▸ Your goal:
Scan the listing below. Report each line that includes "while".

((

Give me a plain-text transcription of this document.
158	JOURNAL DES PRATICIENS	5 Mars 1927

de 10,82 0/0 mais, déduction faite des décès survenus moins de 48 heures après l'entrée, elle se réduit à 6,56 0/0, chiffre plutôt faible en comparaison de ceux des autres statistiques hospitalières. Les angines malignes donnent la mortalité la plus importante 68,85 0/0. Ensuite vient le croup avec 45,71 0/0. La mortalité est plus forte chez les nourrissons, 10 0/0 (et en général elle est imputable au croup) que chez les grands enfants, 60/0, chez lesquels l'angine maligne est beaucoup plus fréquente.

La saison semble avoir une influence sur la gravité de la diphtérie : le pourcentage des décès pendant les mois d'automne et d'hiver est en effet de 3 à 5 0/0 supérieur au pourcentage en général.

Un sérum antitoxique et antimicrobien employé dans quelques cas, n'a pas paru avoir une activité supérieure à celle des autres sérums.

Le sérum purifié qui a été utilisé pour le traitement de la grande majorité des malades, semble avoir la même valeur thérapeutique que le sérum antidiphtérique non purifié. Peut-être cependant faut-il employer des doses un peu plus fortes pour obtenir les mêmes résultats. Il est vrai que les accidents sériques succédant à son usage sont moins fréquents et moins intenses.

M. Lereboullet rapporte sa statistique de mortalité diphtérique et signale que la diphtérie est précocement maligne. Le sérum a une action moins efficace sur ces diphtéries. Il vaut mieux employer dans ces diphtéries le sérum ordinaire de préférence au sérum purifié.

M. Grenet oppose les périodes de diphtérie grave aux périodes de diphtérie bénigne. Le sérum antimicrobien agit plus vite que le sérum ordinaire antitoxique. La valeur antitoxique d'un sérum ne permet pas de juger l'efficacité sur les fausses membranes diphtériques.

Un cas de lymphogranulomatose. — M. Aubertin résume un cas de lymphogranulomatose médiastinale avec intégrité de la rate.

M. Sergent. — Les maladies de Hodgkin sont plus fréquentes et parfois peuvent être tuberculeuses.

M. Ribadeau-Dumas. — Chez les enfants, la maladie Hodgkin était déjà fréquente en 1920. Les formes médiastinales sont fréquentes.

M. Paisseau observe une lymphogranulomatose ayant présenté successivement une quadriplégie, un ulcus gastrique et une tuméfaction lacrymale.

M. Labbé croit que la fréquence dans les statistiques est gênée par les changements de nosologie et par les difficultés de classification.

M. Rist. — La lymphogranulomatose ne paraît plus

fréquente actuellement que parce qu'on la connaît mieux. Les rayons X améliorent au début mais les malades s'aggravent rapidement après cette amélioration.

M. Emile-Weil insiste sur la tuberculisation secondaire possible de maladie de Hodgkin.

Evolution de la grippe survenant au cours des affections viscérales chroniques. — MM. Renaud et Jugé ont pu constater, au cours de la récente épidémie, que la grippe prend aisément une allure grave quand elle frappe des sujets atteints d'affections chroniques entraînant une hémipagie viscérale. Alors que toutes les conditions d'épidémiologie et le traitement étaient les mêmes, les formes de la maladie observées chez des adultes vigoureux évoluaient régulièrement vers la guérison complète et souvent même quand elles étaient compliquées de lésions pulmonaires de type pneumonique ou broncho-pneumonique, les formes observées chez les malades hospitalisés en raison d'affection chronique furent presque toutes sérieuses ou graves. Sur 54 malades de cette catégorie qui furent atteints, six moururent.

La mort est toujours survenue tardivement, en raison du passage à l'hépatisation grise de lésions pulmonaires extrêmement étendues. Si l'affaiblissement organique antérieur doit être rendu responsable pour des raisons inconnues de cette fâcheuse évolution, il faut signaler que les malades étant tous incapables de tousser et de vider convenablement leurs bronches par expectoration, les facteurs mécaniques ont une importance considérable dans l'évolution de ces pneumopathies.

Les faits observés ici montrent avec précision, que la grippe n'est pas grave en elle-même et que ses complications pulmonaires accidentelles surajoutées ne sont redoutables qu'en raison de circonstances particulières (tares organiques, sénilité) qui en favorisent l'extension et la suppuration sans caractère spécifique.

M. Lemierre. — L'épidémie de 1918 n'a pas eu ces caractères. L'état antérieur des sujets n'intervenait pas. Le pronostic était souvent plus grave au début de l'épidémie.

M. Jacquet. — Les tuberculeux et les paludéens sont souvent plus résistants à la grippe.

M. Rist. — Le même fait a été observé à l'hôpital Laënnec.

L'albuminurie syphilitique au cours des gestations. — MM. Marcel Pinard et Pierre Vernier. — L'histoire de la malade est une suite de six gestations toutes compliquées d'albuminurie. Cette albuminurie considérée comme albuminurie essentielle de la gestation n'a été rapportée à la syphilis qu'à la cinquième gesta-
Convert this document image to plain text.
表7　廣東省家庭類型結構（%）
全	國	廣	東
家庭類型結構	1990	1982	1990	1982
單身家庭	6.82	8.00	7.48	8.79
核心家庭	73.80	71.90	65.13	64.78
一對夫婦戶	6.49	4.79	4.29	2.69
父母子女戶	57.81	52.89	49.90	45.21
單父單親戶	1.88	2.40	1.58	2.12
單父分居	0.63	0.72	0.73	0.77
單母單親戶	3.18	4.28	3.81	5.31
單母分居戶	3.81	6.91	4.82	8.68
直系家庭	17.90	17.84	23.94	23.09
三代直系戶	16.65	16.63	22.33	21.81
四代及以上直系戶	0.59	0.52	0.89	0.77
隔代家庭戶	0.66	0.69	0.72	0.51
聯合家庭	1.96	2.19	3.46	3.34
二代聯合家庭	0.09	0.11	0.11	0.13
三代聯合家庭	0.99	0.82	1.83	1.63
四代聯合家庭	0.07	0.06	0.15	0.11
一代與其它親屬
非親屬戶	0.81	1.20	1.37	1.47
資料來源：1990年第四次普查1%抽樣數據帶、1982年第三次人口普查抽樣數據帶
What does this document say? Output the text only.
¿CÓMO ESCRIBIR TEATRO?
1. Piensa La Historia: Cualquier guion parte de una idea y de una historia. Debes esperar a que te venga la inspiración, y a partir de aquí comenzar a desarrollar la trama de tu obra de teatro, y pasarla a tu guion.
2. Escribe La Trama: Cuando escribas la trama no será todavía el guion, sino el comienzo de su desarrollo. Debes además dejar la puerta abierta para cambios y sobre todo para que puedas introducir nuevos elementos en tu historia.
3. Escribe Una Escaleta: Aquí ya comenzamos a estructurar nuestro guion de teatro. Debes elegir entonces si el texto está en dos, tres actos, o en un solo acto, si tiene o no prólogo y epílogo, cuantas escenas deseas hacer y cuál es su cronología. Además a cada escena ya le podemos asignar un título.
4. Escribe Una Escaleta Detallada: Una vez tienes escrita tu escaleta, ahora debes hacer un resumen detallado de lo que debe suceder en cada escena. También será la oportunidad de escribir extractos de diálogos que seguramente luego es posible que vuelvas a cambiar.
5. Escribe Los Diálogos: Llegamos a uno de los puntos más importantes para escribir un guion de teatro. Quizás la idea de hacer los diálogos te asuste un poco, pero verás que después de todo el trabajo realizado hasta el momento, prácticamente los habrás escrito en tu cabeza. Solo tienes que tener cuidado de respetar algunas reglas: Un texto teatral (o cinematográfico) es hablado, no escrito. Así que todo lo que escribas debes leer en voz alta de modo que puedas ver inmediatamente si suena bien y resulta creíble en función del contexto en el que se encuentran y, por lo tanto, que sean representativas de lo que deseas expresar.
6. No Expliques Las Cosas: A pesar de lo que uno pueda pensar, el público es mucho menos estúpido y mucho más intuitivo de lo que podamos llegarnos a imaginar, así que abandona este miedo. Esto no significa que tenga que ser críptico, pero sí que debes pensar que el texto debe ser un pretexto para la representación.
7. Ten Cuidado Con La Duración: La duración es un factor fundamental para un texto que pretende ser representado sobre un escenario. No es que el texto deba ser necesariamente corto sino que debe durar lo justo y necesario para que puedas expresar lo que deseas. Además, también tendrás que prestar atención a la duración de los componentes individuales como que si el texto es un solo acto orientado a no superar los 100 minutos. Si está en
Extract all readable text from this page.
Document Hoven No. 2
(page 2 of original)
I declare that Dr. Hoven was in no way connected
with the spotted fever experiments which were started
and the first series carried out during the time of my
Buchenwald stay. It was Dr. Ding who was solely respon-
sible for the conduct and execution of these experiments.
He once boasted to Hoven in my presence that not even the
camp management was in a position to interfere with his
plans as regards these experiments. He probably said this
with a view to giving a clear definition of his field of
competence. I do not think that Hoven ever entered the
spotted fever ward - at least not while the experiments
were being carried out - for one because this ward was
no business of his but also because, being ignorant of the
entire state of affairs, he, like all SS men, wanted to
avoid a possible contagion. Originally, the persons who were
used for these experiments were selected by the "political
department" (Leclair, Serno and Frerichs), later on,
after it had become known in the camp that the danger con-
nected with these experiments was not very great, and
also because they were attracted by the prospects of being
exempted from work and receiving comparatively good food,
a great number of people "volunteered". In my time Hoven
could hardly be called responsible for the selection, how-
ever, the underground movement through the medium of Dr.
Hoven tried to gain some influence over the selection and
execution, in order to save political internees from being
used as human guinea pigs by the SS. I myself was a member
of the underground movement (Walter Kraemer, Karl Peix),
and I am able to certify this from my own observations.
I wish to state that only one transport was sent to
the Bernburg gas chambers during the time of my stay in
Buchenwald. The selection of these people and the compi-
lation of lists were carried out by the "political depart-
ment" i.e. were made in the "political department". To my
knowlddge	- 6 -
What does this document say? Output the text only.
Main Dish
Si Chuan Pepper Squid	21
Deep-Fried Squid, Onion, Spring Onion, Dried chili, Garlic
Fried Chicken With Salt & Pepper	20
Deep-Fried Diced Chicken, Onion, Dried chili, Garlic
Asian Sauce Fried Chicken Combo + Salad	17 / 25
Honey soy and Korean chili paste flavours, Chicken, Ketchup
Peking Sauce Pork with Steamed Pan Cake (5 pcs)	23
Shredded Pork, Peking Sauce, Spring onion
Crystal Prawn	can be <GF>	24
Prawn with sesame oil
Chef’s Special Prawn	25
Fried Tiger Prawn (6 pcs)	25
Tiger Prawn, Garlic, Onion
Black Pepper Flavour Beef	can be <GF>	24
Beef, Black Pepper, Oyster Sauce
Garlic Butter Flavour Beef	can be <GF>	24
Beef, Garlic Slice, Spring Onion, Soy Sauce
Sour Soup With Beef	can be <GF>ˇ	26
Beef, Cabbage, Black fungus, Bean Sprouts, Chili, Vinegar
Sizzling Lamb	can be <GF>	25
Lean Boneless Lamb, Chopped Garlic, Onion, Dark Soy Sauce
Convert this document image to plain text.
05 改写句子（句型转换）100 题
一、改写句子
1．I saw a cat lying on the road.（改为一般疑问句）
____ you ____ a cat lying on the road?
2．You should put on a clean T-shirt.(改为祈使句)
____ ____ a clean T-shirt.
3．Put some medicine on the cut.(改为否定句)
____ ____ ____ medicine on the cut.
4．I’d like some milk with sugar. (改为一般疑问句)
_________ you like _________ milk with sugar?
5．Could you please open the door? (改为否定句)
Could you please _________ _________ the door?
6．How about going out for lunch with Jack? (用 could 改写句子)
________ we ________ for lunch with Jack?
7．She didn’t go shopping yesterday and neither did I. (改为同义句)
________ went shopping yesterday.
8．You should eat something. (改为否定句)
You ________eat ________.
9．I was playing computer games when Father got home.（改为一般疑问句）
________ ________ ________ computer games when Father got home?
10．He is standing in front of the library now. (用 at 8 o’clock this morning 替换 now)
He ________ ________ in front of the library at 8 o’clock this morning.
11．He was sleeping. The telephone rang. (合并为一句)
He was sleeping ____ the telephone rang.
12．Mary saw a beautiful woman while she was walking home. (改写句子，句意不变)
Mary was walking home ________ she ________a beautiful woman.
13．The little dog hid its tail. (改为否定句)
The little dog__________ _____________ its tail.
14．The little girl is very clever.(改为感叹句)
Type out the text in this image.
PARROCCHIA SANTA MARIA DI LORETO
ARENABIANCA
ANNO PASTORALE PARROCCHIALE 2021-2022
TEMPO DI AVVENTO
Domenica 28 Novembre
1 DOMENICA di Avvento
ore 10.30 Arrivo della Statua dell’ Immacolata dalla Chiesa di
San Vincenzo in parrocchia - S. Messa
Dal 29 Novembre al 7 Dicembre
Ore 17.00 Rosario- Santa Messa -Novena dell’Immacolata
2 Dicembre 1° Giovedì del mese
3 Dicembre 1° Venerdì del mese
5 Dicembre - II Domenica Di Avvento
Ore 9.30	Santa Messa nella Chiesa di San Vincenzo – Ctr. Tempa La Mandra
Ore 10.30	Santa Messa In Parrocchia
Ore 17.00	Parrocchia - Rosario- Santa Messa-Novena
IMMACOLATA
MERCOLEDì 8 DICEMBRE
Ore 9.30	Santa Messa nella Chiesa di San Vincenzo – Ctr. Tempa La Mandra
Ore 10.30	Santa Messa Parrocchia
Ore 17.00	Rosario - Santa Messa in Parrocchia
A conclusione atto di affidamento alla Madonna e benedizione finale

))

▸ Answer:
spotted fever ward - at least not while the experiments
12．Mary saw a beautiful woman while she was walking home. (改写句子，句意不变)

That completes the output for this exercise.